Aim of the task: Using the data below, copy every line that contains the word "Otras".

Stored items from a collection:
# # #
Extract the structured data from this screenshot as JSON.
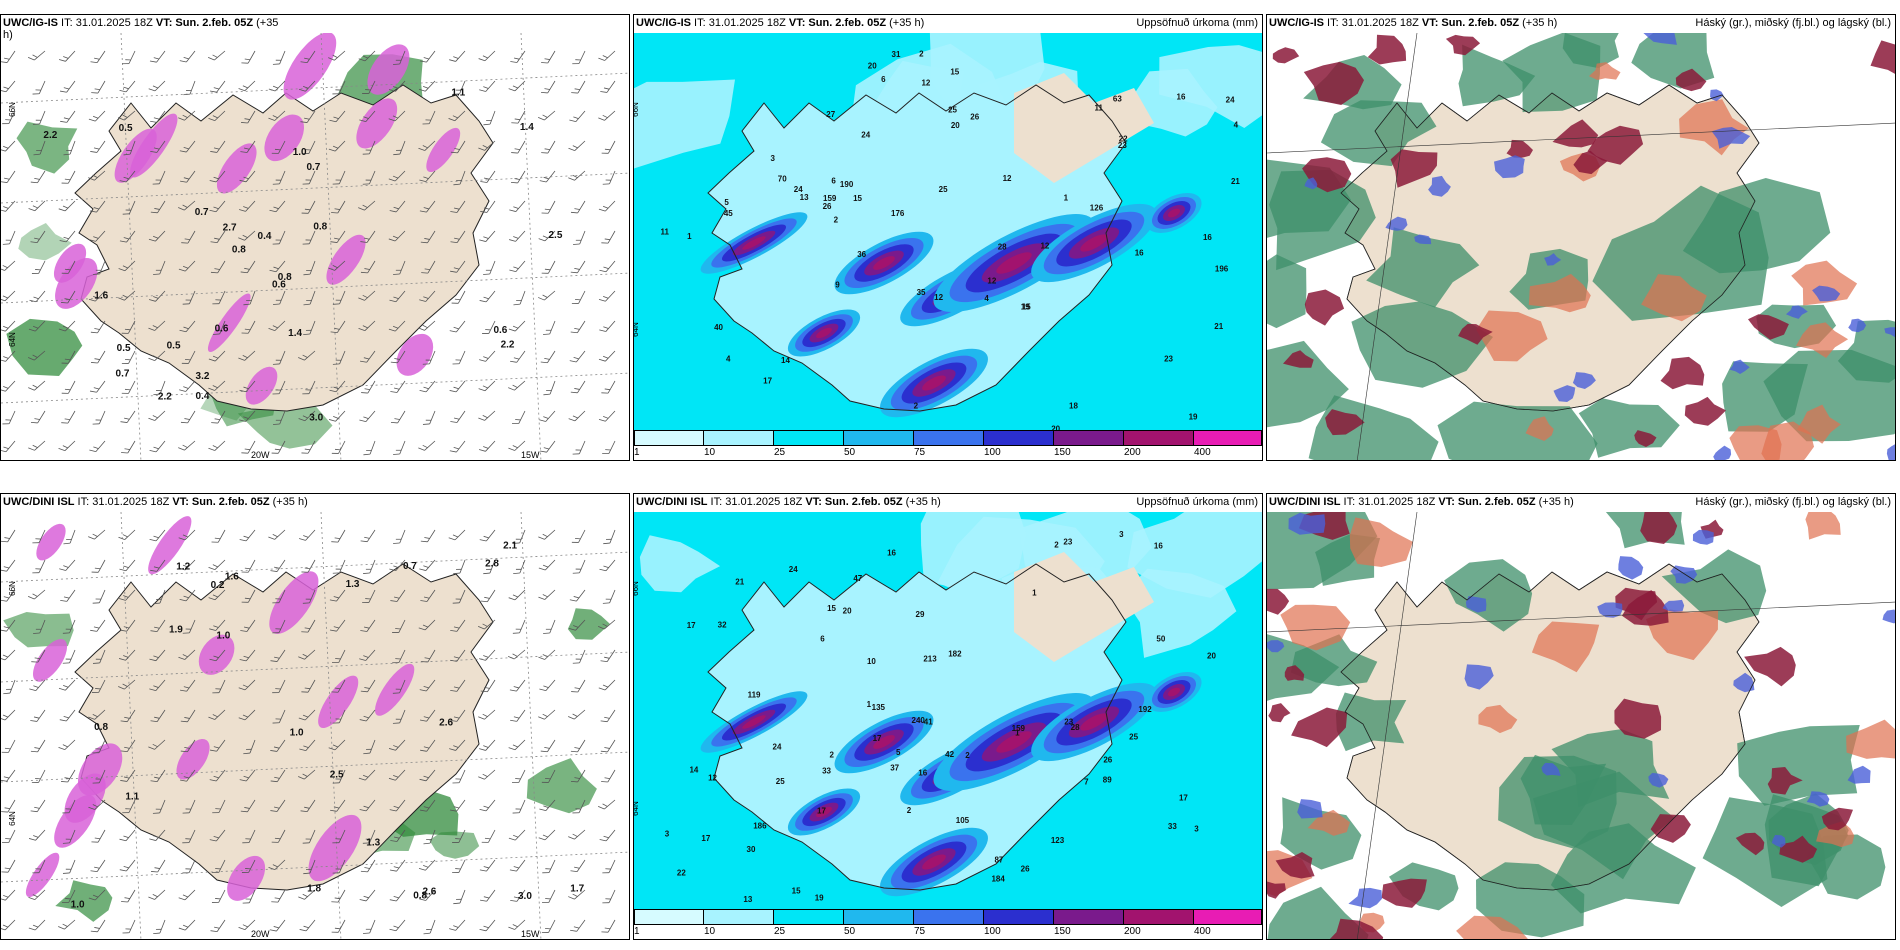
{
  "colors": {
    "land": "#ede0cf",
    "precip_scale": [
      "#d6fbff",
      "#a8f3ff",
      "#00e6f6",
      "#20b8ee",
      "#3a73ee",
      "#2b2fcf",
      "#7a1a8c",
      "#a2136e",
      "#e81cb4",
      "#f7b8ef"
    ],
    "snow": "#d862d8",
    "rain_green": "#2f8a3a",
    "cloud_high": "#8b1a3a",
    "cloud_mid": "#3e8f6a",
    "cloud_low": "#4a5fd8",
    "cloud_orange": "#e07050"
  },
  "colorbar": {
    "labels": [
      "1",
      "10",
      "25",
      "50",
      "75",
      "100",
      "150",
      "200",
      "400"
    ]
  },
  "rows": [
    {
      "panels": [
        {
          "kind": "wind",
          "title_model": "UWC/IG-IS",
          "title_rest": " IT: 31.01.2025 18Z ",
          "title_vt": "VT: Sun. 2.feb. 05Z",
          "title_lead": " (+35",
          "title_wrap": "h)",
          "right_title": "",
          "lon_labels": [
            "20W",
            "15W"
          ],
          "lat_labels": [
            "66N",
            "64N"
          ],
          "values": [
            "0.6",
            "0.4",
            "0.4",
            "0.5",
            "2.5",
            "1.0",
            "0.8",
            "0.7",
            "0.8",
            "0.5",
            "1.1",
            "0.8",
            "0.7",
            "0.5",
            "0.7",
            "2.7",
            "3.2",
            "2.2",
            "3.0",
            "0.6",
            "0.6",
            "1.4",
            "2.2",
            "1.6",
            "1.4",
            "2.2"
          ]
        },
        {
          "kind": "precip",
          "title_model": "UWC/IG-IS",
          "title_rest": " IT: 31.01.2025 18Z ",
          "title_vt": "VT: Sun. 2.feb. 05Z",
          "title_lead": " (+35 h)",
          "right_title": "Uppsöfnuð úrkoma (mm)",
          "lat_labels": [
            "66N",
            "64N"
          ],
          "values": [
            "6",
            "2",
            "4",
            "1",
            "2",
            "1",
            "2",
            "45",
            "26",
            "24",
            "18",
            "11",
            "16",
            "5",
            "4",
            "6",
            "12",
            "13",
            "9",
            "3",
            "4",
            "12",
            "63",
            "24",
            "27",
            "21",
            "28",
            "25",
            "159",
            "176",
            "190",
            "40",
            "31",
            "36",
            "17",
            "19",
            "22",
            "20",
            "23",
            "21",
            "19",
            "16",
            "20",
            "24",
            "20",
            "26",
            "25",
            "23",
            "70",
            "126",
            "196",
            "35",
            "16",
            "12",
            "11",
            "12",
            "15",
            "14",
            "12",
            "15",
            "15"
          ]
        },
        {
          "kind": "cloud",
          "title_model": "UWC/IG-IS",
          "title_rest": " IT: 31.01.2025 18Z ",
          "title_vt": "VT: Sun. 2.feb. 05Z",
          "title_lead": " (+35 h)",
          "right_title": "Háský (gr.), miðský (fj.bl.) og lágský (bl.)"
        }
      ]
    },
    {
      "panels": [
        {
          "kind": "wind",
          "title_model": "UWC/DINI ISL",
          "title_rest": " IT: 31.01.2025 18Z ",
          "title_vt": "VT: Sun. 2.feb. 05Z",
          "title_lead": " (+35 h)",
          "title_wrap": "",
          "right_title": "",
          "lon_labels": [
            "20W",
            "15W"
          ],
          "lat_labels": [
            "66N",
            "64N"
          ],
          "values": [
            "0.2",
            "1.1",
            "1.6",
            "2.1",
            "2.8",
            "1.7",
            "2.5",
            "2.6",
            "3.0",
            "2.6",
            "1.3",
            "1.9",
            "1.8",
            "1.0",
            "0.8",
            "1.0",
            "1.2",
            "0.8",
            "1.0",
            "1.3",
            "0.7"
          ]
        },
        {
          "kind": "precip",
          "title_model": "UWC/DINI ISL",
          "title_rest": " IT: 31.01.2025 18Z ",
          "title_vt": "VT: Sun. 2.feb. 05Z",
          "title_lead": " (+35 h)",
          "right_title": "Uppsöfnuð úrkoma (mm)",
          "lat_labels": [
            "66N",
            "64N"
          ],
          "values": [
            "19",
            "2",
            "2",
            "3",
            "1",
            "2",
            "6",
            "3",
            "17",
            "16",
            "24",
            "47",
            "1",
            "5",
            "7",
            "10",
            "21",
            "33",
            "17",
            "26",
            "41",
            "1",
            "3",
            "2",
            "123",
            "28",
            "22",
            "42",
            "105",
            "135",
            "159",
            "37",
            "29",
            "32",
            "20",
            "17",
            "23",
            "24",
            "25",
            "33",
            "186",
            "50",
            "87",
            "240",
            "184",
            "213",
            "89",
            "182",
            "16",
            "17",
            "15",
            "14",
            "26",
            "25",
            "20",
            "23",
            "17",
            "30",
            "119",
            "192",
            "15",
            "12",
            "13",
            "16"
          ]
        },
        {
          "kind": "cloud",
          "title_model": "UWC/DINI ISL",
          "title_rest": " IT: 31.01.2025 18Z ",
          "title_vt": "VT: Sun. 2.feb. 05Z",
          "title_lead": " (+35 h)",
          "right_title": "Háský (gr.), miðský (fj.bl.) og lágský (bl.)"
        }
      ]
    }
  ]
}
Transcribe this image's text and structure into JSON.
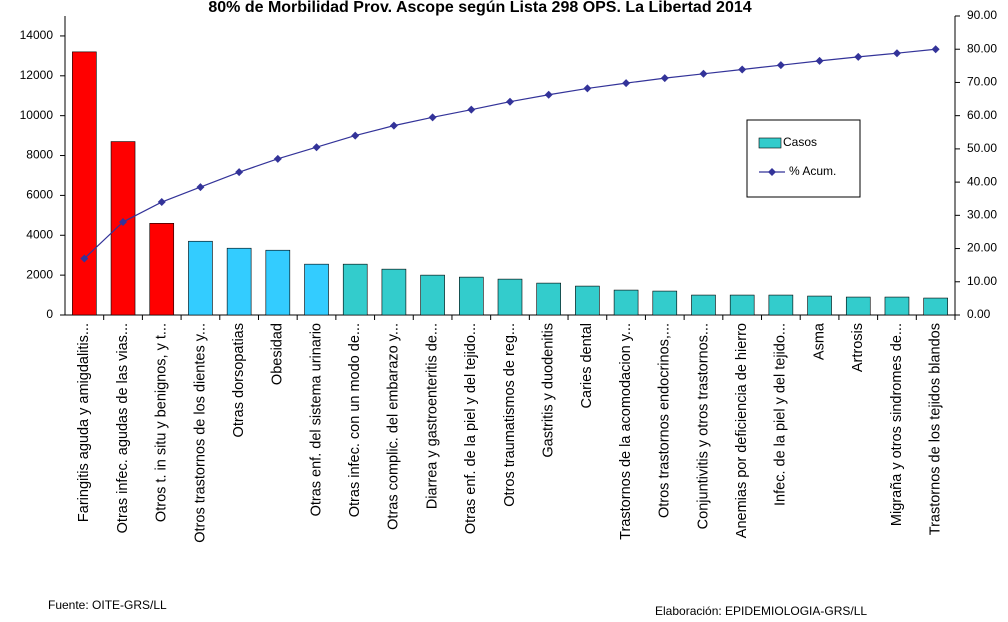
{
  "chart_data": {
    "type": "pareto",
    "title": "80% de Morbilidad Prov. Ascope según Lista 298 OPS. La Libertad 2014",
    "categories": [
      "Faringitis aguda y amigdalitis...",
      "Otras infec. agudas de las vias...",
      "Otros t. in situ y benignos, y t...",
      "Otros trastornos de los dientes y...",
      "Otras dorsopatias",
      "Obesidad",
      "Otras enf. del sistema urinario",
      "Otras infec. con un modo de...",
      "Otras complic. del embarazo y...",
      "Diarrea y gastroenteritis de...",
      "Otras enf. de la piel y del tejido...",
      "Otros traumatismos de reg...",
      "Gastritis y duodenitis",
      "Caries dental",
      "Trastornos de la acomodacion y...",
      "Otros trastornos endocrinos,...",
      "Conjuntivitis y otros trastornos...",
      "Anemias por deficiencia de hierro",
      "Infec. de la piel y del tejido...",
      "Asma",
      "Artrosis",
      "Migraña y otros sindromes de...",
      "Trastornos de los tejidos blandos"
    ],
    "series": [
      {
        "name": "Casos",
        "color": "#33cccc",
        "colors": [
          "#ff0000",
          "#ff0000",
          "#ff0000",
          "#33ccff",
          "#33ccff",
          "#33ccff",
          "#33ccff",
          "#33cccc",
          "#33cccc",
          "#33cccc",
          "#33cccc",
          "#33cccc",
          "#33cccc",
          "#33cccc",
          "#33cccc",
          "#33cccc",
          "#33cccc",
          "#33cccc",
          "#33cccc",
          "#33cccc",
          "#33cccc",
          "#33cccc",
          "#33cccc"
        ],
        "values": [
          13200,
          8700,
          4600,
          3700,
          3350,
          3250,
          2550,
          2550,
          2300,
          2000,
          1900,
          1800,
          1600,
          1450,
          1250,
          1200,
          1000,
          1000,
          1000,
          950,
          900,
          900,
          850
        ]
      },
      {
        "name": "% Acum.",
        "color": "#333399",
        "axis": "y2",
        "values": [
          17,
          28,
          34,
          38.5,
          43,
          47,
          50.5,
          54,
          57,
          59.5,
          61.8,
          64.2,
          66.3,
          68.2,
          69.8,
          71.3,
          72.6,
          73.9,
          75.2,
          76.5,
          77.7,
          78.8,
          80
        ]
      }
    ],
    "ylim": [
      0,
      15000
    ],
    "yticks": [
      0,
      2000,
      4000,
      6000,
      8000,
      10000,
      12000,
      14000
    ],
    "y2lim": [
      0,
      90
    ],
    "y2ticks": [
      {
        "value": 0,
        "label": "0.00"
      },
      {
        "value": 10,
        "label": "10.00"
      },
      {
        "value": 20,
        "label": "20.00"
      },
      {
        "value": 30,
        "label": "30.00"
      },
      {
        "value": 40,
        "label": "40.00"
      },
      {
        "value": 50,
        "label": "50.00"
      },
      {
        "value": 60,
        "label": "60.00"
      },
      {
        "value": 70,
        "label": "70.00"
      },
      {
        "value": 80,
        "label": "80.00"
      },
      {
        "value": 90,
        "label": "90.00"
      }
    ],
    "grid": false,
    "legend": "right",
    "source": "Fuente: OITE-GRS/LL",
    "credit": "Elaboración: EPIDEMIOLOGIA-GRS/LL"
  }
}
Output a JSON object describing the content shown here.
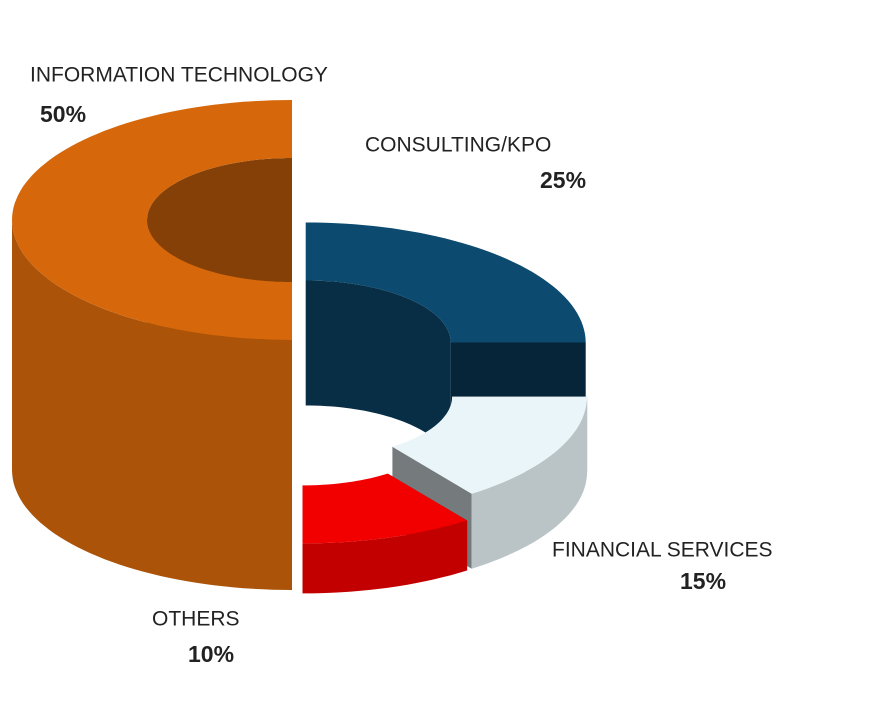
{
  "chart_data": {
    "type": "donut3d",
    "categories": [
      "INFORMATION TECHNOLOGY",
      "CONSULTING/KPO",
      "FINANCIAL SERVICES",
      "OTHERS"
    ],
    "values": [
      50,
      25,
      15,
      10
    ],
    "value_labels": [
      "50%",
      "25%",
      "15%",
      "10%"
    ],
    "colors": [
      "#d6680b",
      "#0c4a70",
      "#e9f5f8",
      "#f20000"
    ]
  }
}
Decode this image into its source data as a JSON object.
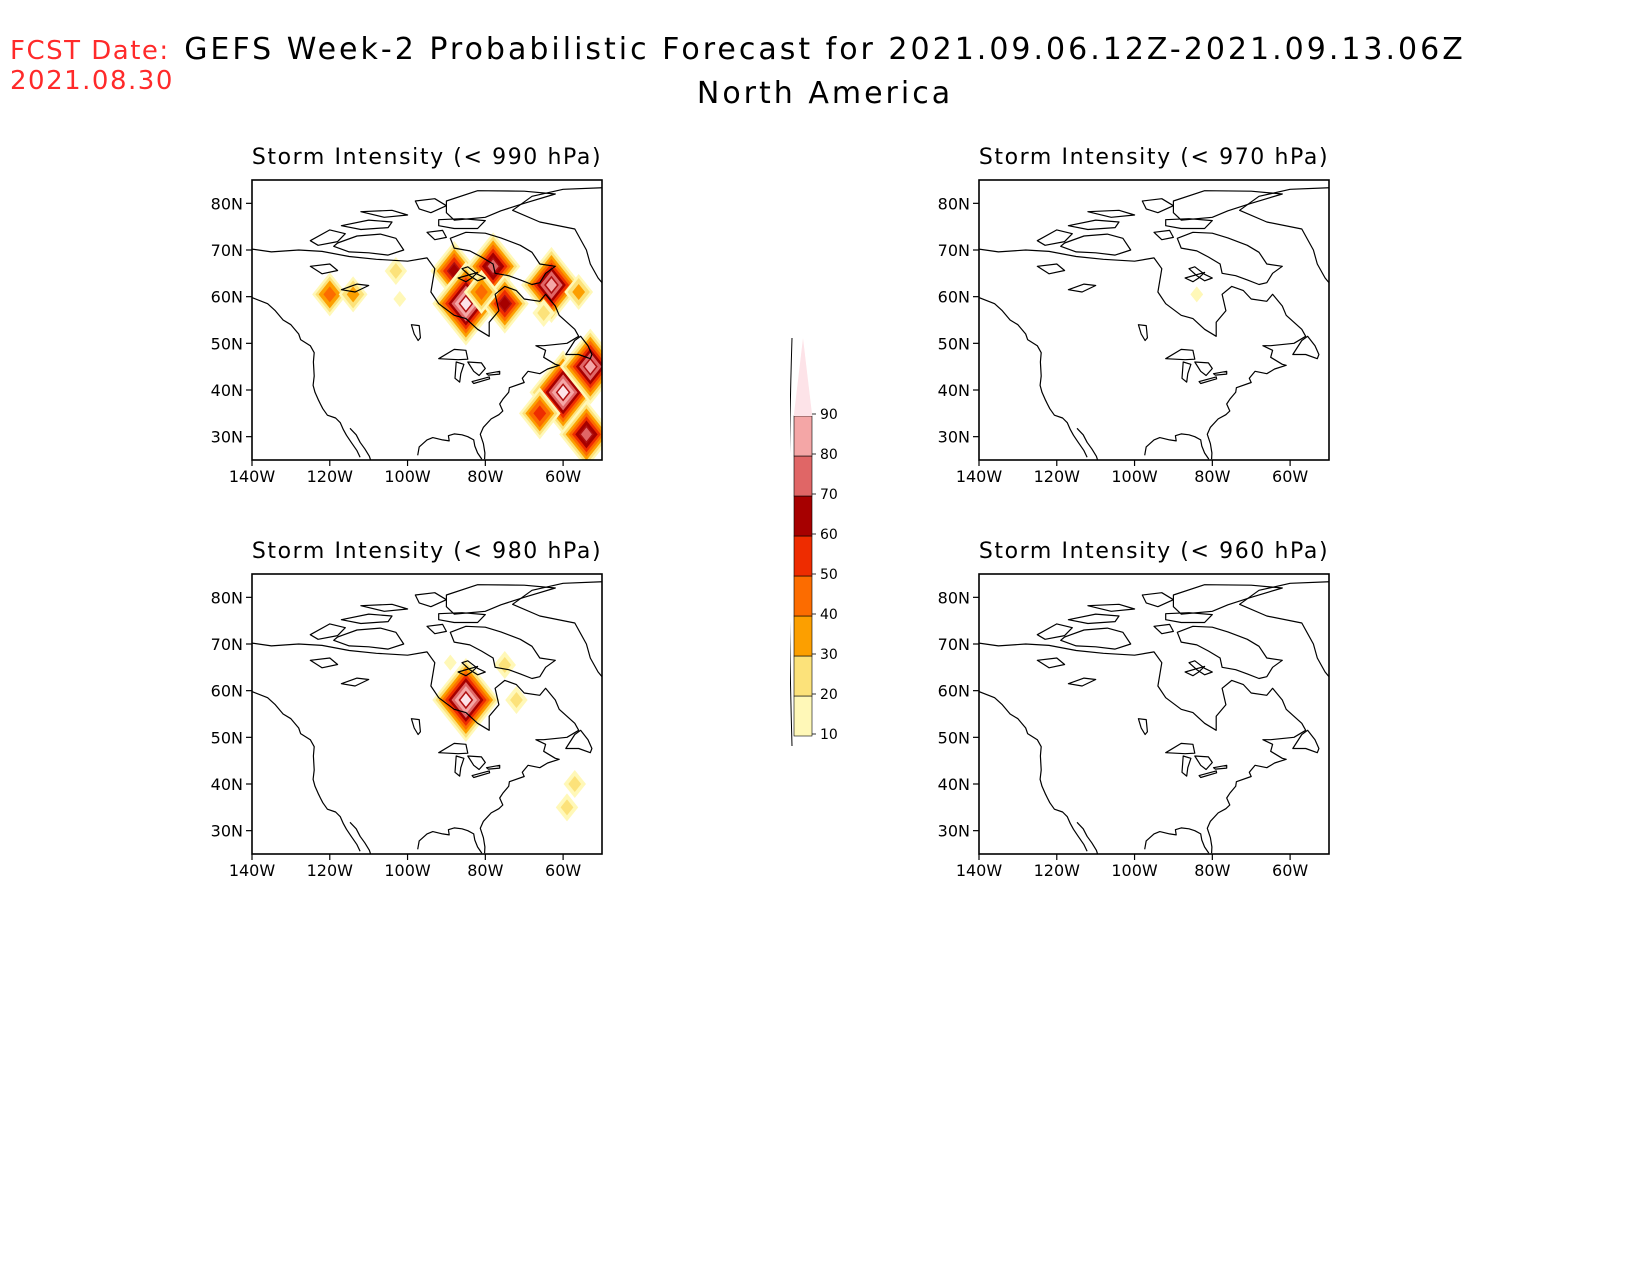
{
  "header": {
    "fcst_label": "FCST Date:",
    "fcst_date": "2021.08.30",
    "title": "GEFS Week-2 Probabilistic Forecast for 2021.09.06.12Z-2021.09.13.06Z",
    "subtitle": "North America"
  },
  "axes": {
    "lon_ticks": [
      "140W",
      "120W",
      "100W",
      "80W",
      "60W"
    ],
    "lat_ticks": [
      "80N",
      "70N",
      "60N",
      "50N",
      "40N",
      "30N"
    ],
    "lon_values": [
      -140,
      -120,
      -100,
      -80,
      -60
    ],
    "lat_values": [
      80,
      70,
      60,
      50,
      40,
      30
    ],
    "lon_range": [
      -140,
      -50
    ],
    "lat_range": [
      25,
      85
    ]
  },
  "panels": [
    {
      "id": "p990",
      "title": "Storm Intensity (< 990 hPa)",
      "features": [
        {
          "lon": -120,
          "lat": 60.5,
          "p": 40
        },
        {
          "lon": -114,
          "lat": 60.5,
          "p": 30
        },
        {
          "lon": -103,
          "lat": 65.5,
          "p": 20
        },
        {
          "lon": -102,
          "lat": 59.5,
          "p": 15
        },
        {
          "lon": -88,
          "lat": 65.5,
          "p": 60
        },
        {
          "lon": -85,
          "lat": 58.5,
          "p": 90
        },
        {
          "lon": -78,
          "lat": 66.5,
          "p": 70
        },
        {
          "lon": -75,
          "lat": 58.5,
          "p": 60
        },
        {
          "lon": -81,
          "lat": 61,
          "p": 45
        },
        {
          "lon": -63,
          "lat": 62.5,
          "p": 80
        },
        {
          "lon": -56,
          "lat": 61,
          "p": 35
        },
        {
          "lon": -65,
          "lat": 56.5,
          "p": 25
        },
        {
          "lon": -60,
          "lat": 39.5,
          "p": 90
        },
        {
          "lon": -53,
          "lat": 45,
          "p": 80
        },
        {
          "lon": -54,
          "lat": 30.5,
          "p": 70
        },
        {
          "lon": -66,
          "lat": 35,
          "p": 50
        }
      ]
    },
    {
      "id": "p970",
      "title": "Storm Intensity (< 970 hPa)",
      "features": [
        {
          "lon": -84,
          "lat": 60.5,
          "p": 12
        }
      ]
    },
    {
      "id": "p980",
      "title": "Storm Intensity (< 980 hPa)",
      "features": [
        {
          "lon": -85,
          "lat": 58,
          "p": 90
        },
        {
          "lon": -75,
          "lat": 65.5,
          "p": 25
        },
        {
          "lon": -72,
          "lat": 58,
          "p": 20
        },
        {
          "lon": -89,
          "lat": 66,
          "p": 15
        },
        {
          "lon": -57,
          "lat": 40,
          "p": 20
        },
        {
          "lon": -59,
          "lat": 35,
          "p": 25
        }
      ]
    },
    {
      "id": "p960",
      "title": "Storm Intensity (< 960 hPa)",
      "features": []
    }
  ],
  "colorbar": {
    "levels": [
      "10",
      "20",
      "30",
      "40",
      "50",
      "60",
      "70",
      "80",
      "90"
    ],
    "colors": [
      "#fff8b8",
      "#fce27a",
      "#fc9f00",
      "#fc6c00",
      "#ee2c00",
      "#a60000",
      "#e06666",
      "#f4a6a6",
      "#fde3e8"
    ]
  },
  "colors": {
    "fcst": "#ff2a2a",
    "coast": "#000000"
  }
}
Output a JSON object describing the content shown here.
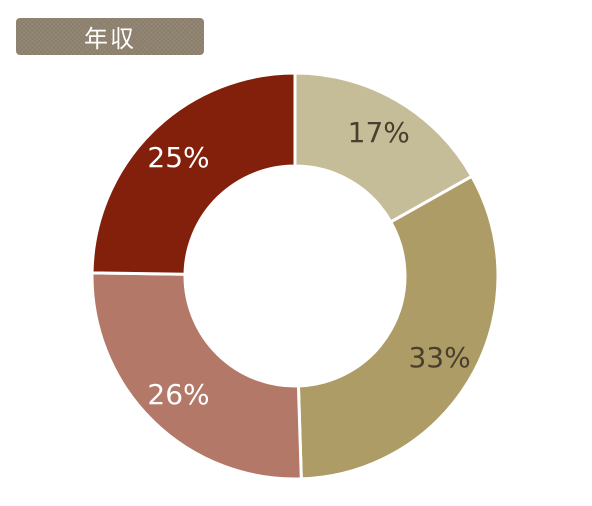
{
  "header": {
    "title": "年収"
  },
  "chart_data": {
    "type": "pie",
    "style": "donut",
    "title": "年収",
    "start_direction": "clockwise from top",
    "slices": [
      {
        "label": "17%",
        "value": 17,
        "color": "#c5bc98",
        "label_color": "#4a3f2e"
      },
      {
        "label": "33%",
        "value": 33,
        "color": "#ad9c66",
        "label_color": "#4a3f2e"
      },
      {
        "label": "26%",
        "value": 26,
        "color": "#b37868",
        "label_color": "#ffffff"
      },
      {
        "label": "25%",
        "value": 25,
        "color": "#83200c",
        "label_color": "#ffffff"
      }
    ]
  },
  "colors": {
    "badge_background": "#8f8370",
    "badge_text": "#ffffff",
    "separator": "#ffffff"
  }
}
# # #
Written solution:
      "Otras infec. agudas de las vias...",
      "Otras dorsopatias",
      "Otras enf. del sistema urinario",
      "Otras infec. con un modo de...",
      "Otras complic. del embarazo y...",
      "Otras enf. de la piel y del tejido...",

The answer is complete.